DESCRIPTION OF THE TASK:
Write the material out again exactly.

AVAILABLE DATA:

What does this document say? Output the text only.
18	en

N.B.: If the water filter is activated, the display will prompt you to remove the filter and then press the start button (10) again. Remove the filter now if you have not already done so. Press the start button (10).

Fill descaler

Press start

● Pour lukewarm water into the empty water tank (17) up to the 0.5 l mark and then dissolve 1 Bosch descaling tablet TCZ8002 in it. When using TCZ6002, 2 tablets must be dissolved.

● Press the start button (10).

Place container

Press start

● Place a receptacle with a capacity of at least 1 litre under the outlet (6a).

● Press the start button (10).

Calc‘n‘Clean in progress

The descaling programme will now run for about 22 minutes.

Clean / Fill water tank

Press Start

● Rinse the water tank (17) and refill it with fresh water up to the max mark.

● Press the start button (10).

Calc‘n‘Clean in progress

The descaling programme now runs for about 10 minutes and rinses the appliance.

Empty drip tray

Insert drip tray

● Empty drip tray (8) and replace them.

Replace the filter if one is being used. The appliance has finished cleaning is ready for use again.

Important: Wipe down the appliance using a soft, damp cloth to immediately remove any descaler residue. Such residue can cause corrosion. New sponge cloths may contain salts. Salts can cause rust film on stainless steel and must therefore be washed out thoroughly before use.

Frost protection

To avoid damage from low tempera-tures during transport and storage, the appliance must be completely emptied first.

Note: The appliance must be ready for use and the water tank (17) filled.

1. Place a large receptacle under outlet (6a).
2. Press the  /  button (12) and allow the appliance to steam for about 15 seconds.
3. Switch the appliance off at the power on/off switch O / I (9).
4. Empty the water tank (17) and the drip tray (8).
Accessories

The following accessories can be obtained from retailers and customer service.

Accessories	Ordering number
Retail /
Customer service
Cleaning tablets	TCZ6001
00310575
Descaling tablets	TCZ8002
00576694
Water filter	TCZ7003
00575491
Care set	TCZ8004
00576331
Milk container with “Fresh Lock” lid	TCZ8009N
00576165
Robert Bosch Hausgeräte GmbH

RESULT FOR THIS EXERCISE:
What does this document say? Output the text only.
18	en

N.B.: If the water filter is activated, the display will prompt you to remove the filter and then press the start button (10) again. Remove the filter now if you have not already done so. Press the start button (10).

Fill descaler

Press start

● Pour lukewarm water into the empty water tank (17) up to the 0.5 l mark and then dissolve 1 Bosch descaling tablet TCZ8002 in it. When using TCZ6002, 2 tablets must be dissolved.

● Press the start button (10).

Place container

Press start

● Place a receptacle with a capacity of at least 1 litre under the outlet (6a).

● Press the start button (10).

Calc‘n‘Clean in progress

The descaling programme will now run for about 22 minutes.

Clean / Fill water tank

Press Start

● Rinse the water tank (17) and refill it with fresh water up to the max mark.

● Press the start button (10).

Calc‘n‘Clean in progress

The descaling programme now runs for about 10 minutes and rinses the appliance.

Empty drip tray

Insert drip tray

● Empty drip tray (8) and replace them.

Replace the filter if one is being used. The appliance has finished cleaning is ready for use again.

Important: Wipe down the appliance using a soft, damp cloth to immediately remove any descaler residue. Such residue can cause corrosion. New sponge cloths may contain salts. Salts can cause rust film on stainless steel and must therefore be washed out thoroughly before use.

Frost protection

To avoid damage from low tempera-tures during transport and storage, the appliance must be completely emptied first.

Note: The appliance must be ready for use and the water tank (17) filled.

1. Place a large receptacle under outlet (6a).
2. Press the  /  button (12) and allow the appliance to steam for about 15 seconds.
3. Switch the appliance off at the power on/off switch O / I (9).
4. Empty the water tank (17) and the drip tray (8).
Accessories

The following accessories can be obtained from retailers and customer service.

Accessories	Ordering number
Retail /
Customer service
Cleaning tablets	TCZ6001
00310575
Descaling tablets	TCZ8002
00576694
Water filter	TCZ7003
00575491
Care set	TCZ8004
00576331
Milk container with “Fresh Lock” lid	TCZ8009N
00576165
Robert Bosch Hausgeräte GmbH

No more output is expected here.